*Data supplied:*
····················

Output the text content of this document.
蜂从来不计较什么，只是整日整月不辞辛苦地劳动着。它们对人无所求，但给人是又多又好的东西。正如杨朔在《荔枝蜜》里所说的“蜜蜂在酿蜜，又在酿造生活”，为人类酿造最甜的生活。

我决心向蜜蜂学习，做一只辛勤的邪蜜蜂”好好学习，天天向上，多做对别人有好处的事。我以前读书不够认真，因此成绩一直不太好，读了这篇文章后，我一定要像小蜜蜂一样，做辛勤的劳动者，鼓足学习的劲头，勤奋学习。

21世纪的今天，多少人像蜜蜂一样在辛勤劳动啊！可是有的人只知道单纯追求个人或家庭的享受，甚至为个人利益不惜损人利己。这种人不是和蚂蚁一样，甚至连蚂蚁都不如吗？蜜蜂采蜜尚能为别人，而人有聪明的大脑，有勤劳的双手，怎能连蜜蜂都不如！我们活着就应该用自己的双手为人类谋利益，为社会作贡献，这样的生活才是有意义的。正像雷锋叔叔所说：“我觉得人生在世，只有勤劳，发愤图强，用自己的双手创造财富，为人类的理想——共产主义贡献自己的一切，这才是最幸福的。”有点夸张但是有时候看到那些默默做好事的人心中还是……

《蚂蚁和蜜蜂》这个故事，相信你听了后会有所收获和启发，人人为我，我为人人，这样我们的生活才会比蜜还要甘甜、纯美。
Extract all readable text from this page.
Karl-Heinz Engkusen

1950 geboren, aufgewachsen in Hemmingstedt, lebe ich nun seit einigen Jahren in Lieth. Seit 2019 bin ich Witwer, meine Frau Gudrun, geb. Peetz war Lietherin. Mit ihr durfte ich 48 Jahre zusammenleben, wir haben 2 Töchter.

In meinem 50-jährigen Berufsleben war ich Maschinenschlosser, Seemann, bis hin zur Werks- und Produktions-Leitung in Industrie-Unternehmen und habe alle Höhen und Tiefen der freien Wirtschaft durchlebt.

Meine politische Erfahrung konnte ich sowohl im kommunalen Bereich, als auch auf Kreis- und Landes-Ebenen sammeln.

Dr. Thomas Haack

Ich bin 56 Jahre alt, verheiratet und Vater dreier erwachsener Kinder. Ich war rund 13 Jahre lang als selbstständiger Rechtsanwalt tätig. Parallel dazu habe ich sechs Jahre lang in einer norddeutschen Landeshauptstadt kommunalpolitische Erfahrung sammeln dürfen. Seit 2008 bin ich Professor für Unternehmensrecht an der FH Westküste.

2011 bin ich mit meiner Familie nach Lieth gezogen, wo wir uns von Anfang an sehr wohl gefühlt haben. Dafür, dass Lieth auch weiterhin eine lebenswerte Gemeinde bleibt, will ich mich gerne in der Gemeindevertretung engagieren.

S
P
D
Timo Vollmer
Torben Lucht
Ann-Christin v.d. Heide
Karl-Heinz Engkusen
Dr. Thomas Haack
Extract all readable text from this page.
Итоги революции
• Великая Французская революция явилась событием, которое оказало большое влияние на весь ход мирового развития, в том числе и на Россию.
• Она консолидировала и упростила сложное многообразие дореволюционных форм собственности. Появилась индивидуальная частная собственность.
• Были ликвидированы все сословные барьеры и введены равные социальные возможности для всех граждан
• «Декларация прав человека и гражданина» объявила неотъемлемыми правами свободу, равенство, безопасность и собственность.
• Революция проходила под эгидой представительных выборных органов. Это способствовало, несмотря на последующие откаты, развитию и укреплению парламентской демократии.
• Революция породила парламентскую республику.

····················

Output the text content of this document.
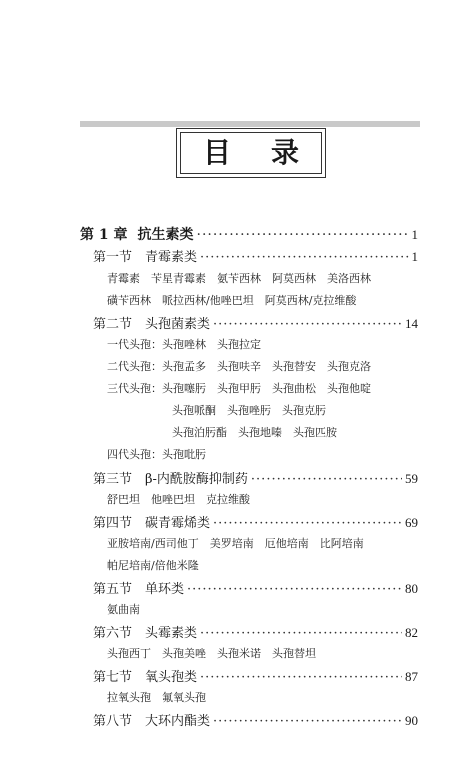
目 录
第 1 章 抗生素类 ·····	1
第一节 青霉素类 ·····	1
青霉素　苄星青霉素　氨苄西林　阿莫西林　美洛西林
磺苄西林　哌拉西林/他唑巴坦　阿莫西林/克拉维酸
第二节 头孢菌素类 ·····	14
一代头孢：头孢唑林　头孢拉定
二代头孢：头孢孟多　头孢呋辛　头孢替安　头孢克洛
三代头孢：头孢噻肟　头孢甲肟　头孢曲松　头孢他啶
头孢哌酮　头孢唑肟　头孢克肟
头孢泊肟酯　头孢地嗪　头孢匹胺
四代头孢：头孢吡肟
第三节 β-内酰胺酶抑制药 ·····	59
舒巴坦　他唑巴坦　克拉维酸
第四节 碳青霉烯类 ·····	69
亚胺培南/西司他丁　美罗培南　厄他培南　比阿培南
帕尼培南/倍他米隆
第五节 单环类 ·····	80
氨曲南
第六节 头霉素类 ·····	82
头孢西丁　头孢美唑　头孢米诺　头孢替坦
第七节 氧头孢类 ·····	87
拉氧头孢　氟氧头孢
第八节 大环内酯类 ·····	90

····················

*What you will do:*
For the listing above, give the number of lines in which the string "haben" occurs, and nothing else.

*Result of this task:*
2